(Records)

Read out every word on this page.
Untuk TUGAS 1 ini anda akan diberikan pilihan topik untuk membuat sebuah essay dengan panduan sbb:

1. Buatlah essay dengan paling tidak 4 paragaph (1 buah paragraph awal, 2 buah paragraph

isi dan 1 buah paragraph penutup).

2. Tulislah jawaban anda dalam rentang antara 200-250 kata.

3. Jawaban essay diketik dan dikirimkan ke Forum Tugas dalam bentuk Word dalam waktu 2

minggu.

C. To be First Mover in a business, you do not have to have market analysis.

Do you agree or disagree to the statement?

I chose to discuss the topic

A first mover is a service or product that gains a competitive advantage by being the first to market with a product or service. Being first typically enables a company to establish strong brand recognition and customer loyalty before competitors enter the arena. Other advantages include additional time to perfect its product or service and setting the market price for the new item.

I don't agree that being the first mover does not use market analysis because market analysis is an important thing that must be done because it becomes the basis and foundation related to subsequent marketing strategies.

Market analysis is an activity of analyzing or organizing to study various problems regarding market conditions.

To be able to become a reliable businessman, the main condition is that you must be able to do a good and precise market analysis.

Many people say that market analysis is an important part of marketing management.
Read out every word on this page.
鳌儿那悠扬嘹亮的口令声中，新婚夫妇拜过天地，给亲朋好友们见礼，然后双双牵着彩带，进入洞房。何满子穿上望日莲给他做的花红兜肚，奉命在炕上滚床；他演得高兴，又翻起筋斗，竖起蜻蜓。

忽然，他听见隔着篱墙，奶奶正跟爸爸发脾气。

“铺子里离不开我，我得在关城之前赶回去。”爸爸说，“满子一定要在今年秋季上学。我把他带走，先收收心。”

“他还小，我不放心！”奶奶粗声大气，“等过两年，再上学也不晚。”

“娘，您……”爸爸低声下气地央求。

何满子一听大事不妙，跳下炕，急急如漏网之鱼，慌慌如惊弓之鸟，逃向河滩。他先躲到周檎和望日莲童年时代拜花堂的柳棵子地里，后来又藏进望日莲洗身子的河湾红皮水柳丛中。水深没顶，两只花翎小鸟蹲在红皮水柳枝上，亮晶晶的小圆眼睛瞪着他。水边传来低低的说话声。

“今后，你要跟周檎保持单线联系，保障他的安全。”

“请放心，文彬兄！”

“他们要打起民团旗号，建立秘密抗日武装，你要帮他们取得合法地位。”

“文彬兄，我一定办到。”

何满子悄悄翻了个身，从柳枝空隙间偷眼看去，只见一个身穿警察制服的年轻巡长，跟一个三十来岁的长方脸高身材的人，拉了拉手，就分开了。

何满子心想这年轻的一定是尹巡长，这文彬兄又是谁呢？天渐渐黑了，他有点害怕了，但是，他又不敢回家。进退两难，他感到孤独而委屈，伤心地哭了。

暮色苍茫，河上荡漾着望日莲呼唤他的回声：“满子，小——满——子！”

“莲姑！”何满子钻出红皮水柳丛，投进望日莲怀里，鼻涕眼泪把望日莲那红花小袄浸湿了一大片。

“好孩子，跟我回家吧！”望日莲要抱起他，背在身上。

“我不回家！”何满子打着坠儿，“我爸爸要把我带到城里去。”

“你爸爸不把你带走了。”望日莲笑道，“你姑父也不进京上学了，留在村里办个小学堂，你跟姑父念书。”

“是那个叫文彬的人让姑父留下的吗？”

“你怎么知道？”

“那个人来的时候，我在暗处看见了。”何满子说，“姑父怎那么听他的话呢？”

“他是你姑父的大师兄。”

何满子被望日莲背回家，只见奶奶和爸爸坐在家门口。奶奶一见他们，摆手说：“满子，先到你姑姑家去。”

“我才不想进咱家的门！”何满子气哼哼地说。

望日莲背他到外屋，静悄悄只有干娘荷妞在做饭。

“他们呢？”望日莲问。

> _EXERCISE_: Extract the full listing above without alteration.

> _EXERCISE OUTPUT_:
Read out every word on this page.
Untuk TUGAS 1 ini anda akan diberikan pilihan topik untuk membuat sebuah essay dengan panduan sbb:

1. Buatlah essay dengan paling tidak 4 paragaph (1 buah paragraph awal, 2 buah paragraph

isi dan 1 buah paragraph penutup).

2. Tulislah jawaban anda dalam rentang antara 200-250 kata.

3. Jawaban essay diketik dan dikirimkan ke Forum Tugas dalam bentuk Word dalam waktu 2

minggu.

C. To be First Mover in a business, you do not have to have market analysis.

Do you agree or disagree to the statement?

I chose to discuss the topic

A first mover is a service or product that gains a competitive advantage by being the first to market with a product or service. Being first typically enables a company to establish strong brand recognition and customer loyalty before competitors enter the arena. Other advantages include additional time to perfect its product or service and setting the market price for the new item.

I don't agree that being the first mover does not use market analysis because market analysis is an important thing that must be done because it becomes the basis and foundation related to subsequent marketing strategies.

Market analysis is an activity of analyzing or organizing to study various problems regarding market conditions.

To be able to become a reliable businessman, the main condition is that you must be able to do a good and precise market analysis.

Many people say that market analysis is an important part of marketing management.
Read out every word on this page.
鳌儿那悠扬嘹亮的口令声中，新婚夫妇拜过天地，给亲朋好友们见礼，然后双双牵着彩带，进入洞房。何满子穿上望日莲给他做的花红兜肚，奉命在炕上滚床；他演得高兴，又翻起筋斗，竖起蜻蜓。

忽然，他听见隔着篱墙，奶奶正跟爸爸发脾气。

“铺子里离不开我，我得在关城之前赶回去。”爸爸说，“满子一定要在今年秋季上学。我把他带走，先收收心。”

“他还小，我不放心！”奶奶粗声大气，“等过两年，再上学也不晚。”

“娘，您……”爸爸低声下气地央求。

何满子一听大事不妙，跳下炕，急急如漏网之鱼，慌慌如惊弓之鸟，逃向河滩。他先躲到周檎和望日莲童年时代拜花堂的柳棵子地里，后来又藏进望日莲洗身子的河湾红皮水柳丛中。水深没顶，两只花翎小鸟蹲在红皮水柳枝上，亮晶晶的小圆眼睛瞪着他。水边传来低低的说话声。

“今后，你要跟周檎保持单线联系，保障他的安全。”

“请放心，文彬兄！”

“他们要打起民团旗号，建立秘密抗日武装，你要帮他们取得合法地位。”

“文彬兄，我一定办到。”

何满子悄悄翻了个身，从柳枝空隙间偷眼看去，只见一个身穿警察制服的年轻巡长，跟一个三十来岁的长方脸高身材的人，拉了拉手，就分开了。

何满子心想这年轻的一定是尹巡长，这文彬兄又是谁呢？天渐渐黑了，他有点害怕了，但是，他又不敢回家。进退两难，他感到孤独而委屈，伤心地哭了。

暮色苍茫，河上荡漾着望日莲呼唤他的回声：“满子，小——满——子！”

“莲姑！”何满子钻出红皮水柳丛，投进望日莲怀里，鼻涕眼泪把望日莲那红花小袄浸湿了一大片。

“好孩子，跟我回家吧！”望日莲要抱起他，背在身上。

“我不回家！”何满子打着坠儿，“我爸爸要把我带到城里去。”

“你爸爸不把你带走了。”望日莲笑道，“你姑父也不进京上学了，留在村里办个小学堂，你跟姑父念书。”

“是那个叫文彬的人让姑父留下的吗？”

“你怎么知道？”

“那个人来的时候，我在暗处看见了。”何满子说，“姑父怎那么听他的话呢？”

“他是你姑父的大师兄。”

何满子被望日莲背回家，只见奶奶和爸爸坐在家门口。奶奶一见他们，摆手说：“满子，先到你姑姑家去。”

“我才不想进咱家的门！”何满子气哼哼地说。

望日莲背他到外屋，静悄悄只有干娘荷妞在做饭。

“他们呢？”望日莲问。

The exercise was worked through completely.